§ **Your goal**
What follows are records. Restate all of them word for word.

━━━━━ Provided data

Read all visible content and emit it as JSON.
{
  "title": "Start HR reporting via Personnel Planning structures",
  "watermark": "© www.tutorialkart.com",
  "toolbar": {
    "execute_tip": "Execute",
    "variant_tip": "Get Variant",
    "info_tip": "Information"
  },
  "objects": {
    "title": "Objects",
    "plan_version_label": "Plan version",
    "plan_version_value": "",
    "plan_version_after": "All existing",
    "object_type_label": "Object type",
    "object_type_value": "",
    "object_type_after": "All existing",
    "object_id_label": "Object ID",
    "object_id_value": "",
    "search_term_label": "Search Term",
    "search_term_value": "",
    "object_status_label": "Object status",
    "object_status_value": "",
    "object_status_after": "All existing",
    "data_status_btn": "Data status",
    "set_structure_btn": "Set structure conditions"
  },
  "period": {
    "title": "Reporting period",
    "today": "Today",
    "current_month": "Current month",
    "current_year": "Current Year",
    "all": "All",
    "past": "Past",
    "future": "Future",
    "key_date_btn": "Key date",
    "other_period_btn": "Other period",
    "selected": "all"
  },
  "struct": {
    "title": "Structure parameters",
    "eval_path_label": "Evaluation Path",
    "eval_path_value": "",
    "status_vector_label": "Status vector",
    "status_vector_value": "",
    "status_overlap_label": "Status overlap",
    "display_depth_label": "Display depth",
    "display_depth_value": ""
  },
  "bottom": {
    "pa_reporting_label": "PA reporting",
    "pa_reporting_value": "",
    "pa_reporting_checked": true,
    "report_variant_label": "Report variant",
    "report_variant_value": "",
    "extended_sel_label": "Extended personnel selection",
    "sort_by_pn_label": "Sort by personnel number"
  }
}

━━━━━━━━━━

§ **Answer below**
Read all visible content and emit it as JSON.
{
  "title": "Start HR reporting via Personnel Planning structures",
  "watermark": "© www.tutorialkart.com",
  "toolbar": {
    "execute_tip": "Execute",
    "variant_tip": "Get Variant",
    "info_tip": "Information"
  },
  "objects": {
    "title": "Objects",
    "plan_version_label": "Plan version",
    "plan_version_value": "",
    "plan_version_after": "All existing",
    "object_type_label": "Object type",
    "object_type_value": "",
    "object_type_after": "All existing",
    "object_id_label": "Object ID",
    "object_id_value": "",
    "search_term_label": "Search Term",
    "search_term_value": "",
    "object_status_label": "Object status",
    "object_status_value": "",
    "object_status_after": "All existing",
    "data_status_btn": "Data status",
    "set_structure_btn": "Set structure conditions"
  },
  "period": {
    "title": "Reporting period",
    "today": "Today",
    "current_month": "Current month",
    "current_year": "Current Year",
    "all": "All",
    "past": "Past",
    "future": "Future",
    "key_date_btn": "Key date",
    "other_period_btn": "Other period",
    "selected": "all"
  },
  "struct": {
    "title": "Structure parameters",
    "eval_path_label": "Evaluation Path",
    "eval_path_value": "",
    "status_vector_label": "Status vector",
    "status_vector_value": "",
    "status_overlap_label": "Status overlap",
    "display_depth_label": "Display depth",
    "display_depth_value": ""
  },
  "bottom": {
    "pa_reporting_label": "PA reporting",
    "pa_reporting_value": "",
    "pa_reporting_checked": true,
    "report_variant_label": "Report variant",
    "report_variant_value": "",
    "extended_sel_label": "Extended personnel selection",
    "sort_by_pn_label": "Sort by personnel number"
  }
}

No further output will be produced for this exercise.